Figure record extracts
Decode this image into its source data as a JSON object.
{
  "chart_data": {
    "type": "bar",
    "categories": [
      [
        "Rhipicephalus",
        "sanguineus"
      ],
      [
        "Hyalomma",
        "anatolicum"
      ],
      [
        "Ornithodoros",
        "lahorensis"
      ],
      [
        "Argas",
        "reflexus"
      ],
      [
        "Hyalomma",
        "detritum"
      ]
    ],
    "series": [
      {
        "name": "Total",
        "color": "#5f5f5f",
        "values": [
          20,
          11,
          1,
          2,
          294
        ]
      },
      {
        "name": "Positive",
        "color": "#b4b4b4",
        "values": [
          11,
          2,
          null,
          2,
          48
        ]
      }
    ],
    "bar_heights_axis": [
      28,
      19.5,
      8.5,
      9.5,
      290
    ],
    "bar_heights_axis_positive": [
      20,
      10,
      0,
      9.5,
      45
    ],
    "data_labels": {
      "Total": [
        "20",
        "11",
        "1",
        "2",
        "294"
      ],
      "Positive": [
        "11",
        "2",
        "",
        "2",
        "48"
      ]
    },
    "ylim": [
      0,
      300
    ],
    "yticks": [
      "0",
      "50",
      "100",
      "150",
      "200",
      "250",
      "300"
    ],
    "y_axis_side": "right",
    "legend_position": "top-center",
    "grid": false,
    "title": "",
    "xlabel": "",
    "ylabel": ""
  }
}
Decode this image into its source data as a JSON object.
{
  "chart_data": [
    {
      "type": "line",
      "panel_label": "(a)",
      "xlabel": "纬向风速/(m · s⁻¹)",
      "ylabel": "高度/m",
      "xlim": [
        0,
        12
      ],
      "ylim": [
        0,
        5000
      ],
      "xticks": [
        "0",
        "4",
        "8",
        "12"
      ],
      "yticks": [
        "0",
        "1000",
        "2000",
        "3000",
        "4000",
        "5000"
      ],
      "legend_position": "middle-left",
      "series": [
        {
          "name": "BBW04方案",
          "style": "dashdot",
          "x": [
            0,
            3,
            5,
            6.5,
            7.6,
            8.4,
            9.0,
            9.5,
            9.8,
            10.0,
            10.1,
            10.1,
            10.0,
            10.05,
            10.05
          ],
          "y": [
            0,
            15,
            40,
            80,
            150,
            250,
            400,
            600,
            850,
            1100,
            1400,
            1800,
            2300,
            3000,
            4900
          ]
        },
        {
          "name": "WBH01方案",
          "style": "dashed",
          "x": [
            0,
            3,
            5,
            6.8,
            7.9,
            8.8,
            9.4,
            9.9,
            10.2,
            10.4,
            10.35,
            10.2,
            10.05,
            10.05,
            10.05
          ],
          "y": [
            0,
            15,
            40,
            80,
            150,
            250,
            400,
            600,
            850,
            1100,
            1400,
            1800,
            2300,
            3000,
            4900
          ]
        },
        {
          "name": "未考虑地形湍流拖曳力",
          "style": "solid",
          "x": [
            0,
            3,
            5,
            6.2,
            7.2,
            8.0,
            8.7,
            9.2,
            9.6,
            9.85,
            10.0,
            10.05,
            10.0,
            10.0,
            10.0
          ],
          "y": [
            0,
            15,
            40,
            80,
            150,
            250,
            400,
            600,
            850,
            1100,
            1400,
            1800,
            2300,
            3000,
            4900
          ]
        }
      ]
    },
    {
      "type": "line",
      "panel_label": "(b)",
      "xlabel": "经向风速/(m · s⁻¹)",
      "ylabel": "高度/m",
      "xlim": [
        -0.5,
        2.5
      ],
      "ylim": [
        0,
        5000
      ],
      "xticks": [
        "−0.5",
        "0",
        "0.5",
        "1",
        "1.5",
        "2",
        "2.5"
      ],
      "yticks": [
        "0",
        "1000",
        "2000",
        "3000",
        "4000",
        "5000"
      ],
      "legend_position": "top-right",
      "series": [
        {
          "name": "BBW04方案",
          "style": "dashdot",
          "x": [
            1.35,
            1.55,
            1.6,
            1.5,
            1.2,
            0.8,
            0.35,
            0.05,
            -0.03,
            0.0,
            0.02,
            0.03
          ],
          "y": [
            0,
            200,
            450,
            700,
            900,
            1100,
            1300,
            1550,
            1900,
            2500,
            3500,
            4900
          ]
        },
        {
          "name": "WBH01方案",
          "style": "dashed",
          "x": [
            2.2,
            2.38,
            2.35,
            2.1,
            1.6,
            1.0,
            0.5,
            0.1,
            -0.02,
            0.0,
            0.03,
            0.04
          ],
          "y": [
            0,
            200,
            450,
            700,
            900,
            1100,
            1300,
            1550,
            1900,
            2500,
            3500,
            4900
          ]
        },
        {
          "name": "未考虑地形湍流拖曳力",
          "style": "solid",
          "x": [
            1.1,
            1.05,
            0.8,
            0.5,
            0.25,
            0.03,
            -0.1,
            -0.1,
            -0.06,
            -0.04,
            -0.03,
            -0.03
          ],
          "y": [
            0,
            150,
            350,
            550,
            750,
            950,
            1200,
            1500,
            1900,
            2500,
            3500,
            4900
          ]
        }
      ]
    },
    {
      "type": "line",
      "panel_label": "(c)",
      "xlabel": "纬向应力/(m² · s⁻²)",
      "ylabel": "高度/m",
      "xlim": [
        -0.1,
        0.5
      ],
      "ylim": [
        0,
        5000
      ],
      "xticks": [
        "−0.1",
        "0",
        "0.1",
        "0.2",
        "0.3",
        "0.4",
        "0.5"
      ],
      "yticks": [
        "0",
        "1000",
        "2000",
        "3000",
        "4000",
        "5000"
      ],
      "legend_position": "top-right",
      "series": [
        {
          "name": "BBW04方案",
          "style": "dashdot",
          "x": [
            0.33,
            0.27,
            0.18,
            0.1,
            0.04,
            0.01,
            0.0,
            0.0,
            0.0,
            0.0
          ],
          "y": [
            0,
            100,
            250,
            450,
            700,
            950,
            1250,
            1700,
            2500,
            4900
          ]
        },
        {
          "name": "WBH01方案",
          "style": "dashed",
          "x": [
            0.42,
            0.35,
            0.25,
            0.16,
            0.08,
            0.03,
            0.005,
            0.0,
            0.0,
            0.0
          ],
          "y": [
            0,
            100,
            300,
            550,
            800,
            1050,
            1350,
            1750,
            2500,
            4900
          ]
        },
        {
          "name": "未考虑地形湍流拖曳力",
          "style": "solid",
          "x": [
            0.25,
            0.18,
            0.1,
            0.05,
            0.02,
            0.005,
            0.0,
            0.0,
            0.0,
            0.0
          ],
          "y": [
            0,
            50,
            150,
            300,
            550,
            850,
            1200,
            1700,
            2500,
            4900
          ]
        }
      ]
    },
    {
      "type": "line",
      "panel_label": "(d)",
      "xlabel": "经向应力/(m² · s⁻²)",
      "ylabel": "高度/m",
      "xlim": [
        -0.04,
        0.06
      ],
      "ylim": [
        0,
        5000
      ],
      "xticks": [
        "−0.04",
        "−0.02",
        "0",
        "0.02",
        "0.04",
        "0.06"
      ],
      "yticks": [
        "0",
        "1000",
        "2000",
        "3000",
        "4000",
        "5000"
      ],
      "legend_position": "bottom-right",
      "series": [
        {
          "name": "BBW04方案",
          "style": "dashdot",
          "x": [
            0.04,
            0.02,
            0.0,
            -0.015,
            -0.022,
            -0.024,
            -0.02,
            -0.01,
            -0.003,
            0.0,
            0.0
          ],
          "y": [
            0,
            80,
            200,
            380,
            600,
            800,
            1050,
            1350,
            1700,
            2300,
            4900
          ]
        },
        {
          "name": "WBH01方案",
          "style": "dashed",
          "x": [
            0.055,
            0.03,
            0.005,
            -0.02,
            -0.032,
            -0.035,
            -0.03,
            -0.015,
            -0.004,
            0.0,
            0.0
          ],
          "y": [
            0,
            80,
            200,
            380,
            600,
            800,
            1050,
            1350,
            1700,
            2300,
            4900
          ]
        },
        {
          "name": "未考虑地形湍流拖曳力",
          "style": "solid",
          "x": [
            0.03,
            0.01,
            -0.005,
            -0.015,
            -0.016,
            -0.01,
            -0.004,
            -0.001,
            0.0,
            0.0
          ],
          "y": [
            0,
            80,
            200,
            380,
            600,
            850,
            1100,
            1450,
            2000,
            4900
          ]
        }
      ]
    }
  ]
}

Short task
Copy out every line where the word "xlabel" occurs.

Exercise response
    "xlabel": "",
      "xlabel": "纬向风速/(m · s⁻¹)",
      "xlabel": "经向风速/(m · s⁻¹)",
      "xlabel": "纬向应力/(m² · s⁻²)",
      "xlabel": "经向应力/(m² · s⁻²)",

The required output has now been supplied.